■ TO BE DONE: Your task is to retype each line of the data below exactly.

■ ROWS:

········

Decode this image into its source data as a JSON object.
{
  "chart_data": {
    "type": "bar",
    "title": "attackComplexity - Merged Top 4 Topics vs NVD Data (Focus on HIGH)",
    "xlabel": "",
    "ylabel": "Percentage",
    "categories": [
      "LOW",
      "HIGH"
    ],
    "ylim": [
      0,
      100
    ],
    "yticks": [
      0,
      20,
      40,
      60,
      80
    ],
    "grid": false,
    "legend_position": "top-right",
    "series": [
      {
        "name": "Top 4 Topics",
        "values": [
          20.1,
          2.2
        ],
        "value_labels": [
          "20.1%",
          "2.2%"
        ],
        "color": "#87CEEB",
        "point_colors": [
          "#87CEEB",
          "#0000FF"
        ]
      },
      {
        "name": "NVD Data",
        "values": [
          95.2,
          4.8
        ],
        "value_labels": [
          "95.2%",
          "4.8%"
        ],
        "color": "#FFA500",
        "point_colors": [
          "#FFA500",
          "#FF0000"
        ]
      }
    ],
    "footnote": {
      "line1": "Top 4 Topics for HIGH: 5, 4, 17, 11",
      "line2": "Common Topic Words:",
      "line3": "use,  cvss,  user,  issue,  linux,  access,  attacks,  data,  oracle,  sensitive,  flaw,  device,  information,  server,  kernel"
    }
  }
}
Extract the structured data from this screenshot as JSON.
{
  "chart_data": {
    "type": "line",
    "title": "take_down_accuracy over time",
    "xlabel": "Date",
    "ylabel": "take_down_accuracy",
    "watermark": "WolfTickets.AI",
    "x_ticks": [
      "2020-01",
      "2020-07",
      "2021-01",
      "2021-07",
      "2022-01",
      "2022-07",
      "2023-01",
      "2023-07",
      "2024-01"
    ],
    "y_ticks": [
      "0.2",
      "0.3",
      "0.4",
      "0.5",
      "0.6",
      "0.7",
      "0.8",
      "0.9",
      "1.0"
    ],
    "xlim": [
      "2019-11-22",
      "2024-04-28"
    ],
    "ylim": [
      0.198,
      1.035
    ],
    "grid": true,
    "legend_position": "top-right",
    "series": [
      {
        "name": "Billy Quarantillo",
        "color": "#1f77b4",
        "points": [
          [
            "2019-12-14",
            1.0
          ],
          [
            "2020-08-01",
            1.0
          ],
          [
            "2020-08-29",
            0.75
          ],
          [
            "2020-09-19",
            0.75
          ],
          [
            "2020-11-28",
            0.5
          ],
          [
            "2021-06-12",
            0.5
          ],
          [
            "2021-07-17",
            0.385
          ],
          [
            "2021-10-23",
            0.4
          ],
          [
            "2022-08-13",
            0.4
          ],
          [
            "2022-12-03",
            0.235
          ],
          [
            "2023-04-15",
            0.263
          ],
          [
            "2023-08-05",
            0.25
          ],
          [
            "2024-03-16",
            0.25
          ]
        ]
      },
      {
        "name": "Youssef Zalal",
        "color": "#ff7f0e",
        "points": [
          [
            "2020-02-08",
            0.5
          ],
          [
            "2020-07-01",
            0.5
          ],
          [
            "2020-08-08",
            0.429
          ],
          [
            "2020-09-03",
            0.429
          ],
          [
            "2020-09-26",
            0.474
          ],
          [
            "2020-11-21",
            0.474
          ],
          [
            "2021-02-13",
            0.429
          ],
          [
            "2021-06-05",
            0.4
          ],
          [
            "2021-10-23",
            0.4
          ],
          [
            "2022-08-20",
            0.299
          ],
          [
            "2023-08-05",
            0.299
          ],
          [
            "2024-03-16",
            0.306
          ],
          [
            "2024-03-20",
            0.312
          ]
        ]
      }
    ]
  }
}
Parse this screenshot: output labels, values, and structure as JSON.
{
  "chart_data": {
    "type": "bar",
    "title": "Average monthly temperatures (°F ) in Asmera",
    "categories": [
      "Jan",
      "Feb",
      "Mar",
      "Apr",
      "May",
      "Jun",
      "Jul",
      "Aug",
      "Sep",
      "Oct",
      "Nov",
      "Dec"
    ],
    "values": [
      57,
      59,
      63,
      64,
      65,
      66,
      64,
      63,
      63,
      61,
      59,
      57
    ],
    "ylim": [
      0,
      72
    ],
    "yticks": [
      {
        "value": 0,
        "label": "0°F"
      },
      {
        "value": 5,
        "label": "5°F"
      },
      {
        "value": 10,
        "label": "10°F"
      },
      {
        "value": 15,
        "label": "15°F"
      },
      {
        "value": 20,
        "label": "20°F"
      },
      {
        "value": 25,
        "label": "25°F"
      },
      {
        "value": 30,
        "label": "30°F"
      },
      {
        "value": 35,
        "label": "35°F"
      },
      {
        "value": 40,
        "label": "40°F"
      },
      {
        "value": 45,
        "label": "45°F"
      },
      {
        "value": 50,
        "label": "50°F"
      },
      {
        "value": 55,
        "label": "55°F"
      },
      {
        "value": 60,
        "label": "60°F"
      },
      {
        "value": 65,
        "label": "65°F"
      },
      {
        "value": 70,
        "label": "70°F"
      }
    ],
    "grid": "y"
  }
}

········

■ COMPLETED TASK:
Decode this image into its source data as a JSON object.
{
  "chart_data": {
    "type": "bar",
    "title": "attackComplexity - Merged Top 4 Topics vs NVD Data (Focus on HIGH)",
    "xlabel": "",
    "ylabel": "Percentage",
    "categories": [
      "LOW",
      "HIGH"
    ],
    "ylim": [
      0,
      100
    ],
    "yticks": [
      0,
      20,
      40,
      60,
      80
    ],
    "grid": false,
    "legend_position": "top-right",
    "series": [
      {
        "name": "Top 4 Topics",
        "values": [
          20.1,
          2.2
        ],
        "value_labels": [
          "20.1%",
          "2.2%"
        ],
        "color": "#87CEEB",
        "point_colors": [
          "#87CEEB",
          "#0000FF"
        ]
      },
      {
        "name": "NVD Data",
        "values": [
          95.2,
          4.8
        ],
        "value_labels": [
          "95.2%",
          "4.8%"
        ],
        "color": "#FFA500",
        "point_colors": [
          "#FFA500",
          "#FF0000"
        ]
      }
    ],
    "footnote": {
      "line1": "Top 4 Topics for HIGH: 5, 4, 17, 11",
      "line2": "Common Topic Words:",
      "line3": "use,  cvss,  user,  issue,  linux,  access,  attacks,  data,  oracle,  sensitive,  flaw,  device,  information,  server,  kernel"
    }
  }
}
Extract the structured data from this screenshot as JSON.
{
  "chart_data": {
    "type": "line",
    "title": "take_down_accuracy over time",
    "xlabel": "Date",
    "ylabel": "take_down_accuracy",
    "watermark": "WolfTickets.AI",
    "x_ticks": [
      "2020-01",
      "2020-07",
      "2021-01",
      "2021-07",
      "2022-01",
      "2022-07",
      "2023-01",
      "2023-07",
      "2024-01"
    ],
    "y_ticks": [
      "0.2",
      "0.3",
      "0.4",
      "0.5",
      "0.6",
      "0.7",
      "0.8",
      "0.9",
      "1.0"
    ],
    "xlim": [
      "2019-11-22",
      "2024-04-28"
    ],
    "ylim": [
      0.198,
      1.035
    ],
    "grid": true,
    "legend_position": "top-right",
    "series": [
      {
        "name": "Billy Quarantillo",
        "color": "#1f77b4",
        "points": [
          [
            "2019-12-14",
            1.0
          ],
          [
            "2020-08-01",
            1.0
          ],
          [
            "2020-08-29",
            0.75
          ],
          [
            "2020-09-19",
            0.75
          ],
          [
            "2020-11-28",
            0.5
          ],
          [
            "2021-06-12",
            0.5
          ],
          [
            "2021-07-17",
            0.385
          ],
          [
            "2021-10-23",
            0.4
          ],
          [
            "2022-08-13",
            0.4
          ],
          [
            "2022-12-03",
            0.235
          ],
          [
            "2023-04-15",
            0.263
          ],
          [
            "2023-08-05",
            0.25
          ],
          [
            "2024-03-16",
            0.25
          ]
        ]
      },
      {
        "name": "Youssef Zalal",
        "color": "#ff7f0e",
        "points": [
          [
            "2020-02-08",
            0.5
          ],
          [
            "2020-07-01",
            0.5
          ],
          [
            "2020-08-08",
            0.429
          ],
          [
            "2020-09-03",
            0.429
          ],
          [
            "2020-09-26",
            0.474
          ],
          [
            "2020-11-21",
            0.474
          ],
          [
            "2021-02-13",
            0.429
          ],
          [
            "2021-06-05",
            0.4
          ],
          [
            "2021-10-23",
            0.4
          ],
          [
            "2022-08-20",
            0.299
          ],
          [
            "2023-08-05",
            0.299
          ],
          [
            "2024-03-16",
            0.306
          ],
          [
            "2024-03-20",
            0.312
          ]
        ]
      }
    ]
  }
}
Parse this screenshot: output labels, values, and structure as JSON.
{
  "chart_data": {
    "type": "bar",
    "title": "Average monthly temperatures (°F ) in Asmera",
    "categories": [
      "Jan",
      "Feb",
      "Mar",
      "Apr",
      "May",
      "Jun",
      "Jul",
      "Aug",
      "Sep",
      "Oct",
      "Nov",
      "Dec"
    ],
    "values": [
      57,
      59,
      63,
      64,
      65,
      66,
      64,
      63,
      63,
      61,
      59,
      57
    ],
    "ylim": [
      0,
      72
    ],
    "yticks": [
      {
        "value": 0,
        "label": "0°F"
      },
      {
        "value": 5,
        "label": "5°F"
      },
      {
        "value": 10,
        "label": "10°F"
      },
      {
        "value": 15,
        "label": "15°F"
      },
      {
        "value": 20,
        "label": "20°F"
      },
      {
        "value": 25,
        "label": "25°F"
      },
      {
        "value": 30,
        "label": "30°F"
      },
      {
        "value": 35,
        "label": "35°F"
      },
      {
        "value": 40,
        "label": "40°F"
      },
      {
        "value": 45,
        "label": "45°F"
      },
      {
        "value": 50,
        "label": "50°F"
      },
      {
        "value": 55,
        "label": "55°F"
      },
      {
        "value": 60,
        "label": "60°F"
      },
      {
        "value": 65,
        "label": "65°F"
      },
      {
        "value": 70,
        "label": "70°F"
      }
    ],
    "grid": "y"
  }
}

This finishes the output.